### TASK GOAL
Find every line with the word "ISSN" and give their count, nothing else.

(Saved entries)
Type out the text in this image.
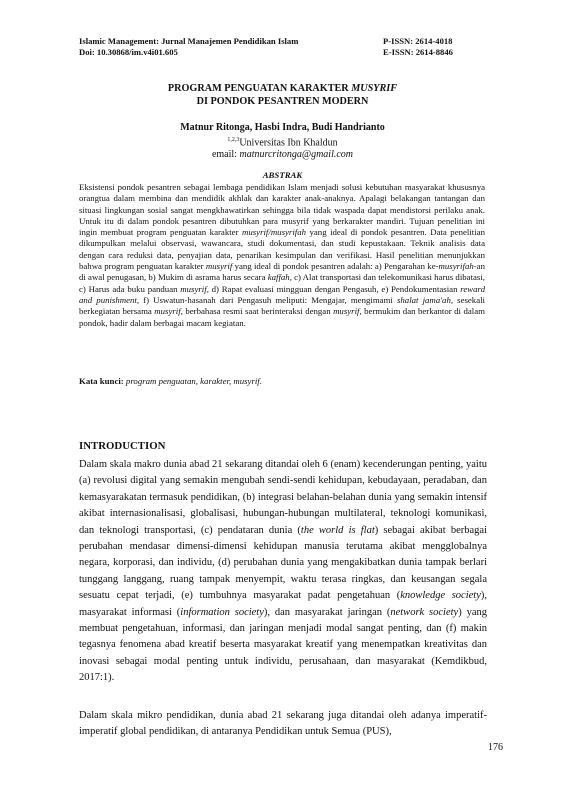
Islamic Management: Jurnal Manajemen Pendidikan Islam	P-ISSN: 2614-4018
Doi: 10.30868/im.v4i01.605	E-ISSN: 2614-8846
PROGRAM PENGUATAN KARAKTER MUSYRIF
DI PONDOK PESANTREN MODERN
Matnur Ritonga, Hasbi Indra, Budi Handrianto
$^{1,2,3}$Universitas Ibn Khaldun
email: matnurcritonga@gmail.com
ABSTRAK
Eksistensi pondok pesantren sebagai lembaga pendidikan Islam menjadi solusi kebutuhan masyarakat khususnya orangtua dalam membina dan mendidik akhlak dan karakter anak-anaknya. Apalagi belakangan tantangan dan situasi lingkungan sosial sangat mengkhawatirkan sehingga bila tidak waspada dapat mendistorsi perilaku anak. Untuk itu di dalam pondok pesantren dibutuhkan para musyrif yang berkarakter mandiri. Tujuan penelitian ini ingin membuat program penguatan karakter musyrif/musyrifah yang ideal di pondok pesantren. Data penelitian dikumpulkan melalui observasi, wawancara, studi dokumentasi, dan studi kepustakaan. Teknik analisis data dengan cara reduksi data, penyajian data, penarikan kesimpulan dan verifikasi. Hasil penelitian menunjukkan bahwa program penguatan karakter musyrif yang ideal di pondok pesantren adalah: a) Pengarahan ke-musyrifah-an di awal penugasan, b) Mukim di asrama harus secara kaffah, c) Alat transportasi dan telekomunikasi harus dibatasi, c) Harus ada buku panduan musyrif, d) Rapat evaluasi mingguan dengan Pengasuh, e) Pendokumentasian reward and punishment, f) Uswatun-hasanah dari Pengasuh meliputi: Mengajar, mengimami shalat jama'ah, sesekali berkegiatan bersama musyrif, berbahasa resmi saat berinteraksi dengan musyrif, bermukim dan berkantor di dalam pondok, hadir dalam berbagai macam kegiatan.
Kata kunci: program penguatan, karakter, musyrif.
INTRODUCTION
Dalam skala makro dunia abad 21 sekarang ditandai oleh 6 (enam) kecenderungan penting, yaitu (a) revolusi digital yang semakin mengubah sendi-sendi kehidupan, kebudayaan, peradaban, dan kemasyarakatan termasuk pendidikan, (b) integrasi belahan-belahan dunia yang semakin intensif akibat internasionalisasi, globalisasi, hubungan-hubungan multilateral, teknologi komunikasi, dan teknologi transportasi, (c) pendataran dunia (the world is flat) sebagai akibat berbagai perubahan mendasar dimensi-dimensi kehidupan manusia terutama akibat mengglobalnya negara, korporasi, dan individu, (d) perubahan dunia yang mengakibatkan dunia tampak berlari tunggang langgang, ruang tampak menyempit, waktu terasa ringkas, dan keusangan segala sesuatu cepat terjadi, (e) tumbuhnya masyarakat padat pengetahuan (knowledge society), masyarakat informasi (information society), dan masyarakat jaringan (network society) yang membuat pengetahuan, informasi, dan jaringan menjadi modal sangat penting, dan (f) makin tegasnya fenomena abad kreatif beserta masyarakat kreatif yang menempatkan kreativitas dan inovasi sebagai modal penting untuk individu, perusahaan, dan masyarakat (Kemdikbud, 2017:1).
Dalam skala mikro pendidikan, dunia abad 21 sekarang juga ditandai oleh adanya imperatif-imperatif global pendidikan, di antaranya Pendidikan untuk Semua (PUS),
176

### COMPLETE RESPONSE
2